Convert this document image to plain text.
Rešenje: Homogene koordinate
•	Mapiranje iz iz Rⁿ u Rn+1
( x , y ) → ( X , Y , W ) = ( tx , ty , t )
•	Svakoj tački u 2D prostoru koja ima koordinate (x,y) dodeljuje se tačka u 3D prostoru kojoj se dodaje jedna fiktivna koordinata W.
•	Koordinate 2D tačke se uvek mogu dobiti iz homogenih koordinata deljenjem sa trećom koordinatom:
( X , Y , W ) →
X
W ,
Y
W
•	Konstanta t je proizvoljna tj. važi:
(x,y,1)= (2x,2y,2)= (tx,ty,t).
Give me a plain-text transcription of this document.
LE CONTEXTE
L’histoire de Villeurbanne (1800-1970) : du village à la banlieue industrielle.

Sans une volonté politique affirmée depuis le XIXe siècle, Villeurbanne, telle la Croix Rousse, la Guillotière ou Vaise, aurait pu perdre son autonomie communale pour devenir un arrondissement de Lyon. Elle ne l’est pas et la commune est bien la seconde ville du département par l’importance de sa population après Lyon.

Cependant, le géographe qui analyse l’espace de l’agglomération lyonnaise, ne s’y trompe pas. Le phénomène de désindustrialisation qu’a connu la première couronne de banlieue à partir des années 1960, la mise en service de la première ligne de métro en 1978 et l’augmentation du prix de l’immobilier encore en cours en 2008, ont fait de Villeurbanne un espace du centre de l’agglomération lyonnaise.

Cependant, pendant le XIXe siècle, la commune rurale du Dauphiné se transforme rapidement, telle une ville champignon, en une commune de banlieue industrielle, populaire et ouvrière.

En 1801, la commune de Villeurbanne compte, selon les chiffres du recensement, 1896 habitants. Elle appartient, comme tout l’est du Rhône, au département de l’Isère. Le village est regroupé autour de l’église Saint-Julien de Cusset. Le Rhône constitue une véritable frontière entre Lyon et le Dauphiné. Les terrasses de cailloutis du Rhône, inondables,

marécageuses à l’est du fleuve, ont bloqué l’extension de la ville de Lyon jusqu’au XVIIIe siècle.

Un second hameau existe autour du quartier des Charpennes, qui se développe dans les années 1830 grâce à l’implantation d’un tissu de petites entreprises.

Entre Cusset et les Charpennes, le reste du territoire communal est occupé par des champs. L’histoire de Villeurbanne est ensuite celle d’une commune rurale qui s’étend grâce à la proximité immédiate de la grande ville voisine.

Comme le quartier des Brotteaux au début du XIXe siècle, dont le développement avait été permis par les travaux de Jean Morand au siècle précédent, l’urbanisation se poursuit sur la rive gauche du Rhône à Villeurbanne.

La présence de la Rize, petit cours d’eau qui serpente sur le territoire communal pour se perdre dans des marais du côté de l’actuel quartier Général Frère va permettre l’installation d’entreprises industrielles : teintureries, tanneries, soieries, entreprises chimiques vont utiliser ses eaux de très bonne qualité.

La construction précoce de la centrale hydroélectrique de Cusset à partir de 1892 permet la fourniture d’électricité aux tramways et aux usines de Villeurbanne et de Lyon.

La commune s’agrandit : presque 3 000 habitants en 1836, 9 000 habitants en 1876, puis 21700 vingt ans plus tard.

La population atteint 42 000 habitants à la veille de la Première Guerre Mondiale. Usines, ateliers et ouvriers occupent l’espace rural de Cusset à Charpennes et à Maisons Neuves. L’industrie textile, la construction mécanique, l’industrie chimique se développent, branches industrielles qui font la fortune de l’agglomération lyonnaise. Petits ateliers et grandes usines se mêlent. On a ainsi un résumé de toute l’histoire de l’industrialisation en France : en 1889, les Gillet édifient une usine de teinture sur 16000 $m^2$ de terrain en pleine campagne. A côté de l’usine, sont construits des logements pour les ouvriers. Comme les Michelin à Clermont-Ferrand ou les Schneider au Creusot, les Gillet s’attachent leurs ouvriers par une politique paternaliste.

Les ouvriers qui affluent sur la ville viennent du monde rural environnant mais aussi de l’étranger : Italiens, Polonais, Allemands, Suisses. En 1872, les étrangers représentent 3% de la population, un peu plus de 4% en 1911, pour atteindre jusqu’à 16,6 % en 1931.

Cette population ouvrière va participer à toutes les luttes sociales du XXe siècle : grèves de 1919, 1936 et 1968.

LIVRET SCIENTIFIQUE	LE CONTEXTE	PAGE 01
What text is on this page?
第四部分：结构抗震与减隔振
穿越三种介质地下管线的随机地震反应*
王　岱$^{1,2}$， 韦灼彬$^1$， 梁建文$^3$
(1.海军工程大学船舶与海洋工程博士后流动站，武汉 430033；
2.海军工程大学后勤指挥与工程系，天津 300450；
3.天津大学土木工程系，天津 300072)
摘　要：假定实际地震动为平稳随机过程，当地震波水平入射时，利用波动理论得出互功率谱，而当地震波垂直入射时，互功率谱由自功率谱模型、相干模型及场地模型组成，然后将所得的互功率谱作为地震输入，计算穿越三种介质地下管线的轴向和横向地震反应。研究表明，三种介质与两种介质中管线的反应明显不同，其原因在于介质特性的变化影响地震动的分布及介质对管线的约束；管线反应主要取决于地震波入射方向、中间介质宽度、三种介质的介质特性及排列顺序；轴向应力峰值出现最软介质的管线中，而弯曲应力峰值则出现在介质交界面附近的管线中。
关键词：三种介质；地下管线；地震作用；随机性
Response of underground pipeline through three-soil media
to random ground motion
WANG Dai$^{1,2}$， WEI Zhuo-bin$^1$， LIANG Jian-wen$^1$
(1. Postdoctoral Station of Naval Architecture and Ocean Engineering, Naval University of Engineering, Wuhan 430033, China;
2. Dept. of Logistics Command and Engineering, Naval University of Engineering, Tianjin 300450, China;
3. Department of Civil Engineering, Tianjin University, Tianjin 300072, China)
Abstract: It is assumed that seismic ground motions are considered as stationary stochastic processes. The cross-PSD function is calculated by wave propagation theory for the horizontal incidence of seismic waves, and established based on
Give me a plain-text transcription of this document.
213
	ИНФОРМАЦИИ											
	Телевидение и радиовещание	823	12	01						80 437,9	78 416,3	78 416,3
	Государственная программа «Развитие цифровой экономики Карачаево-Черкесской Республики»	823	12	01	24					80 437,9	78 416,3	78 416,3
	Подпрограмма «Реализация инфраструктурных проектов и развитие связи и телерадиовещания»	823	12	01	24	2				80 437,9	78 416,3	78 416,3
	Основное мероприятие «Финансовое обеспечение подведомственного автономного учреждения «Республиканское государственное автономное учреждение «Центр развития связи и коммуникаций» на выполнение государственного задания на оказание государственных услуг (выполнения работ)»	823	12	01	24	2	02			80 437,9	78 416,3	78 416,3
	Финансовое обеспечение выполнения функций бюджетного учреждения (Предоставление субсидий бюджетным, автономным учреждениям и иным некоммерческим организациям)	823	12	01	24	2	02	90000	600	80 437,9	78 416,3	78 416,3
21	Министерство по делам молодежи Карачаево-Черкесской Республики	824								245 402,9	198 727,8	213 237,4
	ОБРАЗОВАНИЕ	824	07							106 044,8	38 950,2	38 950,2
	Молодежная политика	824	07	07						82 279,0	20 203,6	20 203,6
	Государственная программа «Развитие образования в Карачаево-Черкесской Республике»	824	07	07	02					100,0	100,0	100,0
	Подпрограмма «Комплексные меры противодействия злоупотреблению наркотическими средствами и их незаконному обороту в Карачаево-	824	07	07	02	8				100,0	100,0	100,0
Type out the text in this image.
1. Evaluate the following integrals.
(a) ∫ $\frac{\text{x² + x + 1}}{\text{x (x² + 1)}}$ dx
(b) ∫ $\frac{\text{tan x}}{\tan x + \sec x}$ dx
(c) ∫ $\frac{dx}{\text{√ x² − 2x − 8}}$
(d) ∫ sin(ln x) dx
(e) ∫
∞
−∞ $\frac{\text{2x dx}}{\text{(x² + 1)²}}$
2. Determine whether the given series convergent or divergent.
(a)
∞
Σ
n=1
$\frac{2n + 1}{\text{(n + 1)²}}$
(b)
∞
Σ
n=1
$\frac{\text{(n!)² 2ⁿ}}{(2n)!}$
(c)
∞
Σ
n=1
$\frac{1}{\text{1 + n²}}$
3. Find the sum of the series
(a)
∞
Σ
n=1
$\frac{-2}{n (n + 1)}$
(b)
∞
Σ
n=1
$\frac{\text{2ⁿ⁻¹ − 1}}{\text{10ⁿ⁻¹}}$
________________
▶ _WRITTEN EXERCISE_: Extract every line from the records above that contains the word "koordinata".

▶ _WRITTEN RESPONSE_:
•	Svakoj tački u 2D prostoru koja ima koordinate (x,y) dodeljuje se tačka u 3D prostoru kojoj se dodaje jedna fiktivna koordinata W.
•	Koordinate 2D tačke se uvek mogu dobiti iz homogenih koordinata deljenjem sa trećom koordinatom:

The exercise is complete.